Structured figure records:
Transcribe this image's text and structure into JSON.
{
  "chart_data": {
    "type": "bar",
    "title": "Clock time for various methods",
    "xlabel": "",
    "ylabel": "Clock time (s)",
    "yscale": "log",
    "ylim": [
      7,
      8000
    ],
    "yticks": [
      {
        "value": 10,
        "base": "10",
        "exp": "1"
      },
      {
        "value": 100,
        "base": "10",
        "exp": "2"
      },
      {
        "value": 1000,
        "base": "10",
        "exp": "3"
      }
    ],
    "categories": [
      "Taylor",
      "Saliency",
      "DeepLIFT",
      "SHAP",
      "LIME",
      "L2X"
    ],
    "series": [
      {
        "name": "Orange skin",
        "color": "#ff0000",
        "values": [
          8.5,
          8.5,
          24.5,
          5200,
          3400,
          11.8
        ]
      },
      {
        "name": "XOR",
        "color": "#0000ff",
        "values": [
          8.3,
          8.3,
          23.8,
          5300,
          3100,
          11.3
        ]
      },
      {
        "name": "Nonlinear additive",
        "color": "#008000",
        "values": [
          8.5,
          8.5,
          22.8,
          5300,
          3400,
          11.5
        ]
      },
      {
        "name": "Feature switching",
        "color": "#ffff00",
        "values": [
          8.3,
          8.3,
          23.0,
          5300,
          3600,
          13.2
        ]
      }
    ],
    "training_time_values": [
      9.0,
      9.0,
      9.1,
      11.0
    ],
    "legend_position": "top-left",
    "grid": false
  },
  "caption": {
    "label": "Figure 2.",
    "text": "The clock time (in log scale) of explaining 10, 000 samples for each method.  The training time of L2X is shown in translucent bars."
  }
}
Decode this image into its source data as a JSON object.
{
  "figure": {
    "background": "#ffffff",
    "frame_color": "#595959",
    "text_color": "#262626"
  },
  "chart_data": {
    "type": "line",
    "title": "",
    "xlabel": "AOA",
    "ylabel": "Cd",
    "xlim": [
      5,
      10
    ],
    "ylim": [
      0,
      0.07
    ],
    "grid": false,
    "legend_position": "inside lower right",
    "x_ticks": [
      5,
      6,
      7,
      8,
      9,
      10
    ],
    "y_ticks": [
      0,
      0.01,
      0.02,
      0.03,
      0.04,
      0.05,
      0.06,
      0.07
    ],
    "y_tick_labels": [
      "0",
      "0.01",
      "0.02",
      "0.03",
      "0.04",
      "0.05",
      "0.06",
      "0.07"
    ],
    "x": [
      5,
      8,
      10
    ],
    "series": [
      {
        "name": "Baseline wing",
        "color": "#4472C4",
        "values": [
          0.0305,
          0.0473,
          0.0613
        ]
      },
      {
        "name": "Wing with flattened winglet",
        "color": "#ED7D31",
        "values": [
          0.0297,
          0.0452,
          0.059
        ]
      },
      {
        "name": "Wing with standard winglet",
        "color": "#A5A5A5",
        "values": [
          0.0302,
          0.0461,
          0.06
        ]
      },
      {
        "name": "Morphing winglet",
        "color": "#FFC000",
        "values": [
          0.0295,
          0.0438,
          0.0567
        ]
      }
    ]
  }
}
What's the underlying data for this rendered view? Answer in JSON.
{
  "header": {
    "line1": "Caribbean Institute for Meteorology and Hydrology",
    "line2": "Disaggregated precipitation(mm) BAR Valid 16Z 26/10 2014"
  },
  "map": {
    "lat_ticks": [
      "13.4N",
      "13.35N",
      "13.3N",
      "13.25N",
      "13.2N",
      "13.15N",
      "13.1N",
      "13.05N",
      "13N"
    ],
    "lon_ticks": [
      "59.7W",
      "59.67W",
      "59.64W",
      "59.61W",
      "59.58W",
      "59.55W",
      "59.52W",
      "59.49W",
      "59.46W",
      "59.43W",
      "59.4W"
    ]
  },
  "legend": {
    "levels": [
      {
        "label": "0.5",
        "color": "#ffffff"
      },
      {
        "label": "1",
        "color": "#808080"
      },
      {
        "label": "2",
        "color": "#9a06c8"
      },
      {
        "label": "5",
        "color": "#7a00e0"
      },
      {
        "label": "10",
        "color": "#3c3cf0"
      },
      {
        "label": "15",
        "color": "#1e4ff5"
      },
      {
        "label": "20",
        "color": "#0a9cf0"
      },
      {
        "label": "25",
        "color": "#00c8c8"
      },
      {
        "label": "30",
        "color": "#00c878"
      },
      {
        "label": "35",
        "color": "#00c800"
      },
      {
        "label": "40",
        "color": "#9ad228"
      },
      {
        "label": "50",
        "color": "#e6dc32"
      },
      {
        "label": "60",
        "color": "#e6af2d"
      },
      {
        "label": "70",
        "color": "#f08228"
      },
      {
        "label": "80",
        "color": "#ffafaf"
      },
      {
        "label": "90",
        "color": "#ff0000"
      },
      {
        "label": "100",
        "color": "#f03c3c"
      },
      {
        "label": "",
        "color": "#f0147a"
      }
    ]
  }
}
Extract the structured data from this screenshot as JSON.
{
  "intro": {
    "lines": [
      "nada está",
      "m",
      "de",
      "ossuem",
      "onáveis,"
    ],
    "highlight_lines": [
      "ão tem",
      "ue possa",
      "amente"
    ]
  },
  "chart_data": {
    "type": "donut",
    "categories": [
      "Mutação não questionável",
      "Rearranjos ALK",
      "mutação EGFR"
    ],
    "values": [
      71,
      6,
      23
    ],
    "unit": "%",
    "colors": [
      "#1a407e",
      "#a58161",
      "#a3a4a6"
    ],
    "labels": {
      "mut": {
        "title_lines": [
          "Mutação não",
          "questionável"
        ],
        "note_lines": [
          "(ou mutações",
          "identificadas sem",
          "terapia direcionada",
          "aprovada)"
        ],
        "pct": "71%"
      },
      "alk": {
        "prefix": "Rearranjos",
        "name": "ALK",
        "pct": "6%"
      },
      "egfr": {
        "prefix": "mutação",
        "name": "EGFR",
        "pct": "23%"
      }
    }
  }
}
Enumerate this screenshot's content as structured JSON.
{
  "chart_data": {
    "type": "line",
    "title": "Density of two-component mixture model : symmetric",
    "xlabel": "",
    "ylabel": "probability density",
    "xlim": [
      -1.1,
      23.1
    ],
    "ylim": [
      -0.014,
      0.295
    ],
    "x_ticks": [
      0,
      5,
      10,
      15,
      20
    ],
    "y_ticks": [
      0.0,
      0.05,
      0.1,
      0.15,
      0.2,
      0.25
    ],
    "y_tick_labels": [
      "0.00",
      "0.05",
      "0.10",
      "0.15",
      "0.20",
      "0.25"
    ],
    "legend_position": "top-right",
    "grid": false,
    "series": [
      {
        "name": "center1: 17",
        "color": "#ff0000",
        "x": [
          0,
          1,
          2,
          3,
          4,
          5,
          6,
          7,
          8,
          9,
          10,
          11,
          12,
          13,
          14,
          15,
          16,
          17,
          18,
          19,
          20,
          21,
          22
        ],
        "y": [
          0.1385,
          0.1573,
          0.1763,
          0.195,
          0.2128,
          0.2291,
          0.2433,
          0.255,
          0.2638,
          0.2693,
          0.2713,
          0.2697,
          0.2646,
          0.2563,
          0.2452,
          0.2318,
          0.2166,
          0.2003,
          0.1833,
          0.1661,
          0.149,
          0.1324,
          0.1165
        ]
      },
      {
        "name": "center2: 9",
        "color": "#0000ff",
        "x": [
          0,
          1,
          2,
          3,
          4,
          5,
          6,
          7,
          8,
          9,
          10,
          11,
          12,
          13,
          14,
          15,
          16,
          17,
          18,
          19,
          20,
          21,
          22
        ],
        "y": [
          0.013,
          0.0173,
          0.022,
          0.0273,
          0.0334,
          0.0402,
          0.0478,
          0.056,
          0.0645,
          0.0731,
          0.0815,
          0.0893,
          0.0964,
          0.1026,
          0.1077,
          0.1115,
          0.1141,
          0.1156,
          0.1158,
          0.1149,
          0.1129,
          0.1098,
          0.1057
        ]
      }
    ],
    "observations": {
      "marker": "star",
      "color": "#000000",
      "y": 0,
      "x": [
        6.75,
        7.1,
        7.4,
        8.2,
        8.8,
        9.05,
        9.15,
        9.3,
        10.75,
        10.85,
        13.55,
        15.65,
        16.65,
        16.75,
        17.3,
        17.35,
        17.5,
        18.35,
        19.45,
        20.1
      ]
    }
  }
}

EXERCISE PROMPT
Look for lines containing the string "with" and copy them all.

CORRECT RESULT
        "name": "Wing with flattened winglet",
        "name": "Wing with standard winglet",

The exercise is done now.